Exercise requirements: Collect every line below that contains the word "Please".

Records for this task:

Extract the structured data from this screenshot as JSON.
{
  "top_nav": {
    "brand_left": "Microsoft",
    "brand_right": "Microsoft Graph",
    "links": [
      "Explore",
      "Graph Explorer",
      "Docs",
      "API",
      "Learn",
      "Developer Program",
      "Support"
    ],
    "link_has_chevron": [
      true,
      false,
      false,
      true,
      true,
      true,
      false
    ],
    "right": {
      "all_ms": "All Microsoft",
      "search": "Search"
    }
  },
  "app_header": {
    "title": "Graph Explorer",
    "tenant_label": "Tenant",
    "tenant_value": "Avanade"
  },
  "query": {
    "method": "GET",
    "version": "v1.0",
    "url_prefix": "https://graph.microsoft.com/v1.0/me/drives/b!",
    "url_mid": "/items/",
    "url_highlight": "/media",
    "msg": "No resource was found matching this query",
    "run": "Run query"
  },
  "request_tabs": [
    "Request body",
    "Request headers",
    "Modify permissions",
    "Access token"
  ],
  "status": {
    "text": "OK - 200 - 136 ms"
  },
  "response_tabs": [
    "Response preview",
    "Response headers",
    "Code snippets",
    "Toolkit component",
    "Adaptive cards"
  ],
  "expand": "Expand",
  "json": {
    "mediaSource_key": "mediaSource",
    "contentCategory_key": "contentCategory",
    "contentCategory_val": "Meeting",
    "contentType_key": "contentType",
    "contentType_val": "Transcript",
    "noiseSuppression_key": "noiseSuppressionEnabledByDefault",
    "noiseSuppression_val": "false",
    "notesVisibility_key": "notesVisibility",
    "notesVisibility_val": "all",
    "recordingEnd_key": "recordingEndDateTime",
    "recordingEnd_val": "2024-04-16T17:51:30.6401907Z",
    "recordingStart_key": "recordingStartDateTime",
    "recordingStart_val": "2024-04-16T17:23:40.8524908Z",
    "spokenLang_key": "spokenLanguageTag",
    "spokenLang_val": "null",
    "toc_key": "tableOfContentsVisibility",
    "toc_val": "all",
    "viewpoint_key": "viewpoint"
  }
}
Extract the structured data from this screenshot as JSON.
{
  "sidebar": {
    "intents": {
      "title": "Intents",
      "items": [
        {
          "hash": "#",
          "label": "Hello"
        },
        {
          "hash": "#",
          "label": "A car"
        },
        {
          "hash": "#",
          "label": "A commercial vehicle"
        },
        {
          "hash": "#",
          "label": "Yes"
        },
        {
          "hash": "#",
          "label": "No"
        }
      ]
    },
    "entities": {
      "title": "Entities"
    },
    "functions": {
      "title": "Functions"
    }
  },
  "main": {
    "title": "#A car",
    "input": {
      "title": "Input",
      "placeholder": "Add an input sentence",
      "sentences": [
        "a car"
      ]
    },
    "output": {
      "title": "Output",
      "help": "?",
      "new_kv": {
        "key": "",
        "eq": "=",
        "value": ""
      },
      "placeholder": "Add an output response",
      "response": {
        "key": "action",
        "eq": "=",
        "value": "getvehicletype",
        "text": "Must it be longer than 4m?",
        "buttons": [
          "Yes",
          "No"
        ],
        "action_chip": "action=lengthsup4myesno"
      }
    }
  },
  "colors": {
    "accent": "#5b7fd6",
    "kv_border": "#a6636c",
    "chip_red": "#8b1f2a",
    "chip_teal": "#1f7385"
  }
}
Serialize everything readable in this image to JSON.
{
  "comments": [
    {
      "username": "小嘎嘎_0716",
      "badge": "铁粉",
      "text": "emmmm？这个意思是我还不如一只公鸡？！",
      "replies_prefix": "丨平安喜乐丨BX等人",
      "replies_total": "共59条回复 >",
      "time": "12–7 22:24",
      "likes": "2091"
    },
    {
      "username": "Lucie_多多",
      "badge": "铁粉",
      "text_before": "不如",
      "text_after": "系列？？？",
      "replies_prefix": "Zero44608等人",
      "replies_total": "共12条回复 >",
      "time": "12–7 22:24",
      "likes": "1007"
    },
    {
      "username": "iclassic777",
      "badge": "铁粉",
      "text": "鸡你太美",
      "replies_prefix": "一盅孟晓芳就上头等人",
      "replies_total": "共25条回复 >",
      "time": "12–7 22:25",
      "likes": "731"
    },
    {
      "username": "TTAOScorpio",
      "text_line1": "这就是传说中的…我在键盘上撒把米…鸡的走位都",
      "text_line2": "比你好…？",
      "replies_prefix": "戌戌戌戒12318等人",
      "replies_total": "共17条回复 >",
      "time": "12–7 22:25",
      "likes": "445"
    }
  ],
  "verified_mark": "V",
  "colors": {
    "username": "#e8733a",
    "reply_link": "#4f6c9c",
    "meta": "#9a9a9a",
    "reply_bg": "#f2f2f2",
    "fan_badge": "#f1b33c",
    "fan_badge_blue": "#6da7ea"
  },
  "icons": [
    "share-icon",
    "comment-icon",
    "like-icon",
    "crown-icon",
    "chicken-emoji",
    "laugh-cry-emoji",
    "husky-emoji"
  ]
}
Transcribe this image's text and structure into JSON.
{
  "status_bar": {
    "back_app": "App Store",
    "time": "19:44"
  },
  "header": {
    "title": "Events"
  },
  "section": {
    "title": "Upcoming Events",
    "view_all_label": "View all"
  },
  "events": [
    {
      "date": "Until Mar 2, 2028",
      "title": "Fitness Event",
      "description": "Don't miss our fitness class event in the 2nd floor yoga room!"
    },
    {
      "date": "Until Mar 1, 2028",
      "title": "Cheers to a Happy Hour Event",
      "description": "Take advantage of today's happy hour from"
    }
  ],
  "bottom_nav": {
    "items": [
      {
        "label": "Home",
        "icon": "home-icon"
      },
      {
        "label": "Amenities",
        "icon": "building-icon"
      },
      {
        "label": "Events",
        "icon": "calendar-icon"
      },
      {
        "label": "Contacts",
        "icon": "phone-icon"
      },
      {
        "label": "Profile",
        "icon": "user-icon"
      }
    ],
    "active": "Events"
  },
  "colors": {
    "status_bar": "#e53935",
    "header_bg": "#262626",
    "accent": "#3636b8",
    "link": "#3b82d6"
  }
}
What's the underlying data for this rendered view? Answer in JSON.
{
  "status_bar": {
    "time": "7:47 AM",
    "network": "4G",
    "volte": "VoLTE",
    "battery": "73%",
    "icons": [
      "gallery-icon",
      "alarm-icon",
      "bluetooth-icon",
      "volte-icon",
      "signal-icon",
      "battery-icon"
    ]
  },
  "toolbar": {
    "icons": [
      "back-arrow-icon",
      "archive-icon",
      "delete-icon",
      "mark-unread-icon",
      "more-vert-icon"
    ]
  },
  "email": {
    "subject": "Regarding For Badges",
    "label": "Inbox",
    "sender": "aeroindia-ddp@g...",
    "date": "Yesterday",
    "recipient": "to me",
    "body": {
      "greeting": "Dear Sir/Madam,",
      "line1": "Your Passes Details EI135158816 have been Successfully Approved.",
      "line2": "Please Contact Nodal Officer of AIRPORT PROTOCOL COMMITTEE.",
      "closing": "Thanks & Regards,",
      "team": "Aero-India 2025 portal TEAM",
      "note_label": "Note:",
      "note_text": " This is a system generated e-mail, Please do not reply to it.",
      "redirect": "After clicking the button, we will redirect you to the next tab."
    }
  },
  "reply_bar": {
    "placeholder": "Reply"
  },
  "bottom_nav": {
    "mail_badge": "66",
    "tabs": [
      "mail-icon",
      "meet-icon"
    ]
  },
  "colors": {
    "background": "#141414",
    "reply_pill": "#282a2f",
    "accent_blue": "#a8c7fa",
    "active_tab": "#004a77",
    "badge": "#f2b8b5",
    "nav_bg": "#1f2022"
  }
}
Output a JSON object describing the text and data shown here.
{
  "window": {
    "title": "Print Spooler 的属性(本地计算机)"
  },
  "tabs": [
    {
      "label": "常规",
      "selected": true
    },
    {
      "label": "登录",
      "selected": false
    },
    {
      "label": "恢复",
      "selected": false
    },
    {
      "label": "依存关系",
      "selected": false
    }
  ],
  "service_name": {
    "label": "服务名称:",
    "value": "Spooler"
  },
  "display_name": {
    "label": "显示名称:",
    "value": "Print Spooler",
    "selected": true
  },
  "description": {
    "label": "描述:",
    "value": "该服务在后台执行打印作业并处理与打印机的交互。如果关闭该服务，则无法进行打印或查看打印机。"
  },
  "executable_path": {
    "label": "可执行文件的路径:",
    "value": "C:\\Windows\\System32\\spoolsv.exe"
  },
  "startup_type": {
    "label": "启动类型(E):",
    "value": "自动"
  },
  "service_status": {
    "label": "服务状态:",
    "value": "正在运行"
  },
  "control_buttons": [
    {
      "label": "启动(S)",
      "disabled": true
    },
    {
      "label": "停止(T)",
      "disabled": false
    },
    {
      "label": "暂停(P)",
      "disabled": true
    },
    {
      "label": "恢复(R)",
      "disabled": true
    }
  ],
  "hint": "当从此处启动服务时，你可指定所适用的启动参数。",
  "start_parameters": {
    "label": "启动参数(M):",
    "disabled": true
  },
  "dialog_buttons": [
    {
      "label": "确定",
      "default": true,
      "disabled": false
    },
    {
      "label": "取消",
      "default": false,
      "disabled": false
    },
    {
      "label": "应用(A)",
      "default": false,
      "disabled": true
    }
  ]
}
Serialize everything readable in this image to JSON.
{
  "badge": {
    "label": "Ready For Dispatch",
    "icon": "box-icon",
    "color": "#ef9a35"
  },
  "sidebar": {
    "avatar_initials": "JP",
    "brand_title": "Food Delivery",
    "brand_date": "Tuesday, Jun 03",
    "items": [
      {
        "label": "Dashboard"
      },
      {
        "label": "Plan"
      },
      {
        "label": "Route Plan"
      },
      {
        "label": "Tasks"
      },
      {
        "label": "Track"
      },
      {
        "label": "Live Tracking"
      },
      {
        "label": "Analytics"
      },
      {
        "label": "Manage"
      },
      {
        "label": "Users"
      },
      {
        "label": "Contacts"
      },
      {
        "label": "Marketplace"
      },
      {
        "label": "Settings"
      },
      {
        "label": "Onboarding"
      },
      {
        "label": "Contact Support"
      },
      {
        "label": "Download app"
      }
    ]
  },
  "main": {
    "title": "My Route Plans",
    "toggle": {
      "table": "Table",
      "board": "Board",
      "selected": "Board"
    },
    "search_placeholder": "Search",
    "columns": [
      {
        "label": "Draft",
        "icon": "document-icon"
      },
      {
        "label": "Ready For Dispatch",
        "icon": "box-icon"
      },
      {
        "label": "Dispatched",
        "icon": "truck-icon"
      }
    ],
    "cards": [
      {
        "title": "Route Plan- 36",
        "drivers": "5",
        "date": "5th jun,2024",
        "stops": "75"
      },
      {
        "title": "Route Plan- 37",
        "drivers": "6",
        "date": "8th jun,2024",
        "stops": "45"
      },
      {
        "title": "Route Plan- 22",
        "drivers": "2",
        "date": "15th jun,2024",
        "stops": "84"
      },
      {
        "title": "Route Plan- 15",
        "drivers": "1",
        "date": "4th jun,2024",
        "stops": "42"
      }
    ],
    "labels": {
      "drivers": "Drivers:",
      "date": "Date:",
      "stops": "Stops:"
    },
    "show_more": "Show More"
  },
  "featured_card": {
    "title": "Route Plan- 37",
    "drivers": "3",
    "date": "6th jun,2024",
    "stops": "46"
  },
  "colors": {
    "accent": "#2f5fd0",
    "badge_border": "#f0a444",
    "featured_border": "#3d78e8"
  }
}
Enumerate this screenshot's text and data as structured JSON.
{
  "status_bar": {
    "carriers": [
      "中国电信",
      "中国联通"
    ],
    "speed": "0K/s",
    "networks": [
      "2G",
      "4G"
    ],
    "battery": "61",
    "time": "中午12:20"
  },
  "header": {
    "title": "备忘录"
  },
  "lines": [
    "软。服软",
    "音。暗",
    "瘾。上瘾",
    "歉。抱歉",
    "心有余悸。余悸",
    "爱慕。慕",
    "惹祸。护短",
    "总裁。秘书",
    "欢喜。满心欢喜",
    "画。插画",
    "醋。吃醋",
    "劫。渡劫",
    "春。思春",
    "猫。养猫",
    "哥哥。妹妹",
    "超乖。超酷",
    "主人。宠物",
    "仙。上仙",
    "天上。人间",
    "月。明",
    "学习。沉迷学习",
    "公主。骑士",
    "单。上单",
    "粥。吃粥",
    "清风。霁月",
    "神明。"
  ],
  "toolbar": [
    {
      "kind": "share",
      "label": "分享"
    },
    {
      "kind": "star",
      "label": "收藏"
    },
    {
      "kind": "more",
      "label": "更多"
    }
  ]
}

Task output:
      "line2": "Please Contact Nodal Officer of AIRPORT PROTOCOL COMMITTEE.",
      "note_text": " This is a system generated e-mail, Please do not reply to it.",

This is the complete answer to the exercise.